◆ INFORMATION PROVIDED ◆
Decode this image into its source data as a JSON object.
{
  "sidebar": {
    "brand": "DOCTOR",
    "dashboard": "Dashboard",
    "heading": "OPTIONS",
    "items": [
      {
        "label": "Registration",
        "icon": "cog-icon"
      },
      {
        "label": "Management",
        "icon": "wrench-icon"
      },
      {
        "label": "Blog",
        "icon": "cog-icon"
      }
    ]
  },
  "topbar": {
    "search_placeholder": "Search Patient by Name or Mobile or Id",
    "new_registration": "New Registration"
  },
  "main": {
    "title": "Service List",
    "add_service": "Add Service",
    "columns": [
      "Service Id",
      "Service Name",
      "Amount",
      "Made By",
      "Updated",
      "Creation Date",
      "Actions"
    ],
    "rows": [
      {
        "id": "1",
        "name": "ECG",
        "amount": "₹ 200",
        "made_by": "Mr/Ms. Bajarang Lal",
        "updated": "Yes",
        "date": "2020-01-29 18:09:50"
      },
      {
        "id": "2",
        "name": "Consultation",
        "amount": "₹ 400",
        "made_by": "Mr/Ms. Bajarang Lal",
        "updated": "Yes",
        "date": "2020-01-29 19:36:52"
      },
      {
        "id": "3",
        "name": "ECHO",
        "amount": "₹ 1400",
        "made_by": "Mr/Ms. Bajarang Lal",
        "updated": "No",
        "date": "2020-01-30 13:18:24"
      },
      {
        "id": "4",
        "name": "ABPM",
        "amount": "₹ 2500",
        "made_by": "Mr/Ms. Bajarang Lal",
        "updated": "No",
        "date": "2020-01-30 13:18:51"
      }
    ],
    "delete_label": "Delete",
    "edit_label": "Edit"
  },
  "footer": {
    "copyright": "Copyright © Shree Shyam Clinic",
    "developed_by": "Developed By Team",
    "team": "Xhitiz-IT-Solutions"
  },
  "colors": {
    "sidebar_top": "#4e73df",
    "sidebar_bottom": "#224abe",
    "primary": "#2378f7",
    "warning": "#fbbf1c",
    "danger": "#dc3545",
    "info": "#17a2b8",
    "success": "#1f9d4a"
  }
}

◆ WHAT IS ASKED ◆
The listing above should be transcribed in full, exactly as written.

◆ FULL OUTPUT ◆
Decode this image into its source data as a JSON object.
{
  "sidebar": {
    "brand": "DOCTOR",
    "dashboard": "Dashboard",
    "heading": "OPTIONS",
    "items": [
      {
        "label": "Registration",
        "icon": "cog-icon"
      },
      {
        "label": "Management",
        "icon": "wrench-icon"
      },
      {
        "label": "Blog",
        "icon": "cog-icon"
      }
    ]
  },
  "topbar": {
    "search_placeholder": "Search Patient by Name or Mobile or Id",
    "new_registration": "New Registration"
  },
  "main": {
    "title": "Service List",
    "add_service": "Add Service",
    "columns": [
      "Service Id",
      "Service Name",
      "Amount",
      "Made By",
      "Updated",
      "Creation Date",
      "Actions"
    ],
    "rows": [
      {
        "id": "1",
        "name": "ECG",
        "amount": "₹ 200",
        "made_by": "Mr/Ms. Bajarang Lal",
        "updated": "Yes",
        "date": "2020-01-29 18:09:50"
      },
      {
        "id": "2",
        "name": "Consultation",
        "amount": "₹ 400",
        "made_by": "Mr/Ms. Bajarang Lal",
        "updated": "Yes",
        "date": "2020-01-29 19:36:52"
      },
      {
        "id": "3",
        "name": "ECHO",
        "amount": "₹ 1400",
        "made_by": "Mr/Ms. Bajarang Lal",
        "updated": "No",
        "date": "2020-01-30 13:18:24"
      },
      {
        "id": "4",
        "name": "ABPM",
        "amount": "₹ 2500",
        "made_by": "Mr/Ms. Bajarang Lal",
        "updated": "No",
        "date": "2020-01-30 13:18:51"
      }
    ],
    "delete_label": "Delete",
    "edit_label": "Edit"
  },
  "footer": {
    "copyright": "Copyright © Shree Shyam Clinic",
    "developed_by": "Developed By Team",
    "team": "Xhitiz-IT-Solutions"
  },
  "colors": {
    "sidebar_top": "#4e73df",
    "sidebar_bottom": "#224abe",
    "primary": "#2378f7",
    "warning": "#fbbf1c",
    "danger": "#dc3545",
    "info": "#17a2b8",
    "success": "#1f9d4a"
  }
}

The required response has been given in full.